**What you need to do:** Tally the lines of the data that include the word "components" and state the total, nothing else.
********************
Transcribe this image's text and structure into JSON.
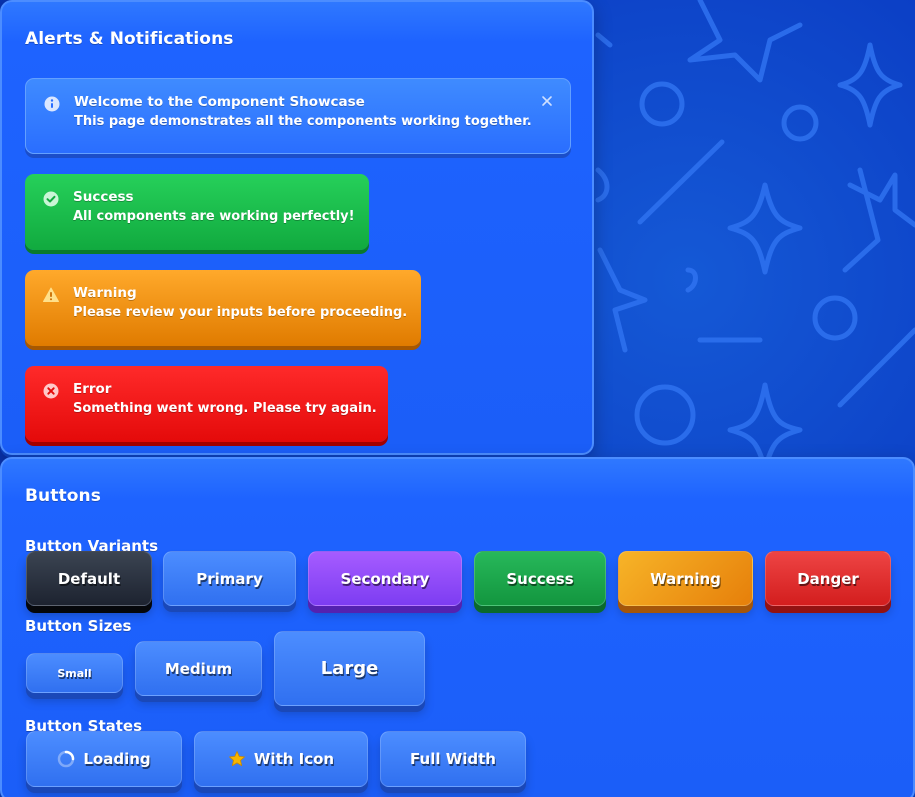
{
  "alerts_panel": {
    "title": "Alerts & Notifications",
    "alerts": [
      {
        "type": "info",
        "icon": "info-icon",
        "title": "Welcome to the Component Showcase",
        "message": "This page demonstrates all the components working together.",
        "dismissible": true
      },
      {
        "type": "success",
        "icon": "check-circle-icon",
        "title": "Success",
        "message": "All components are working perfectly!"
      },
      {
        "type": "warning",
        "icon": "warning-triangle-icon",
        "title": "Warning",
        "message": "Please review your inputs before proceeding."
      },
      {
        "type": "error",
        "icon": "x-circle-icon",
        "title": "Error",
        "message": "Something went wrong. Please try again."
      }
    ]
  },
  "buttons_panel": {
    "title": "Buttons",
    "variants": {
      "heading": "Button Variants",
      "buttons": [
        "Default",
        "Primary",
        "Secondary",
        "Success",
        "Warning",
        "Danger"
      ]
    },
    "sizes": {
      "heading": "Button Sizes",
      "buttons": [
        "Small",
        "Medium",
        "Large"
      ]
    },
    "states": {
      "heading": "Button States",
      "buttons": [
        {
          "label": "Loading",
          "icon": "spinner-icon"
        },
        {
          "label": "With Icon",
          "icon": "star-icon"
        },
        {
          "label": "Full Width"
        }
      ]
    }
  },
  "colors": {
    "info": "#2a6eff",
    "success": "#11aa3f",
    "warning": "#e07b00",
    "error": "#e40a0a",
    "primary": "#3070f0",
    "secondary": "#7d3df2",
    "default": "#1d2330",
    "star": "#f7b500"
  }
}
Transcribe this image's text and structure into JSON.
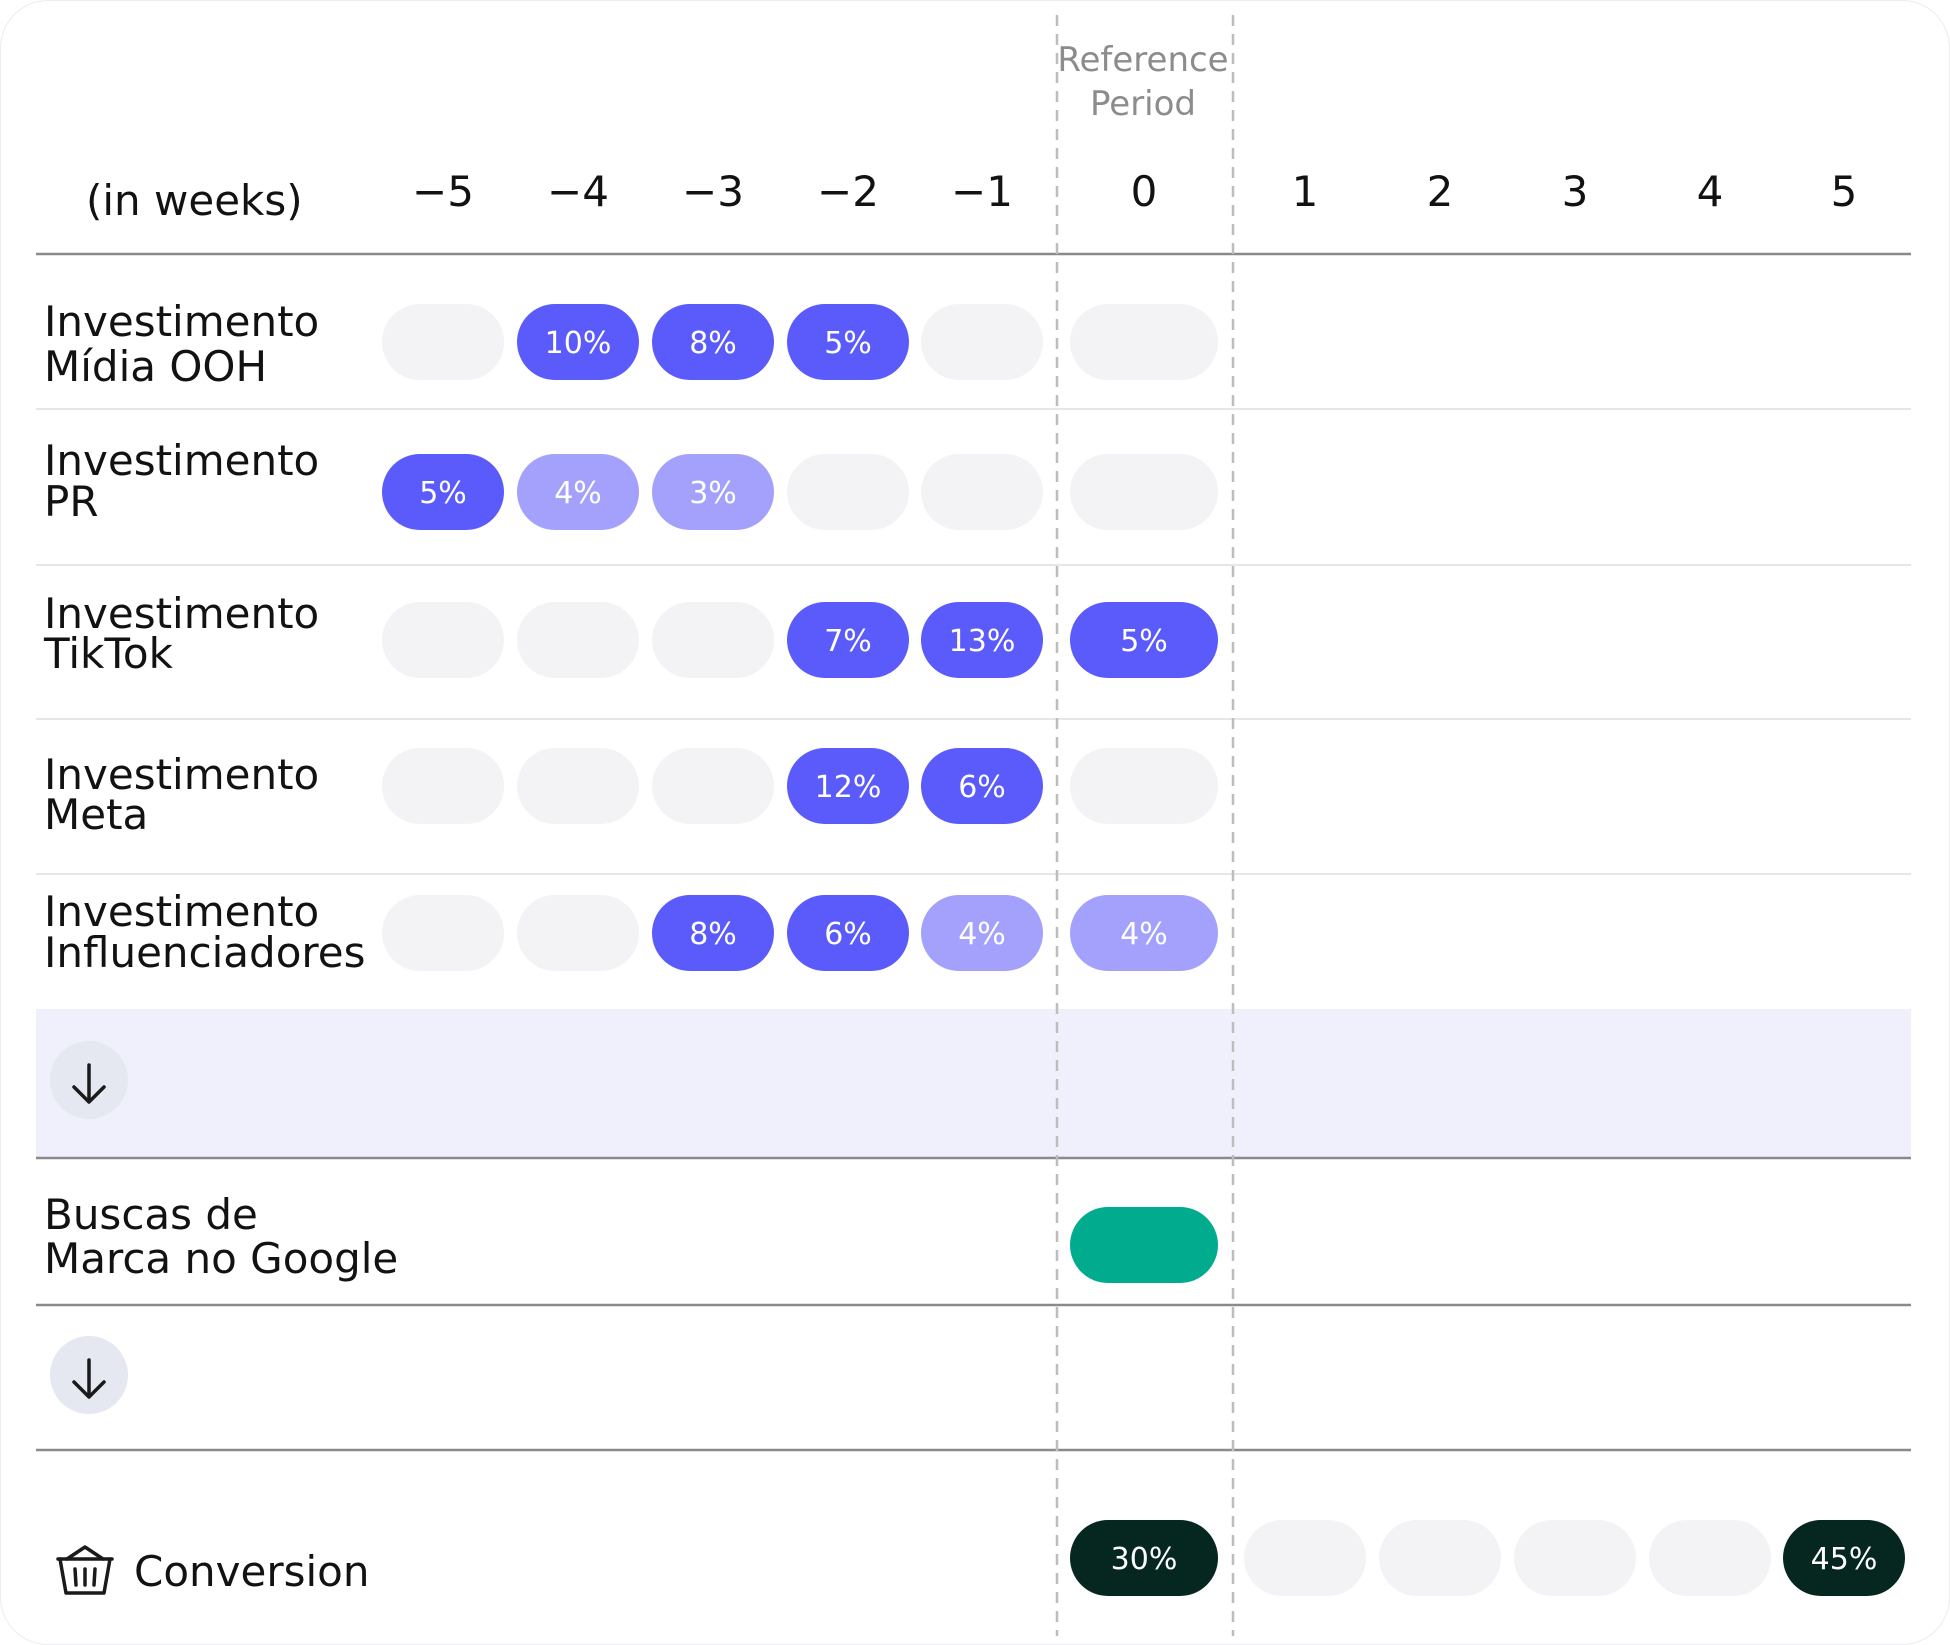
********************
**Correct response:** 2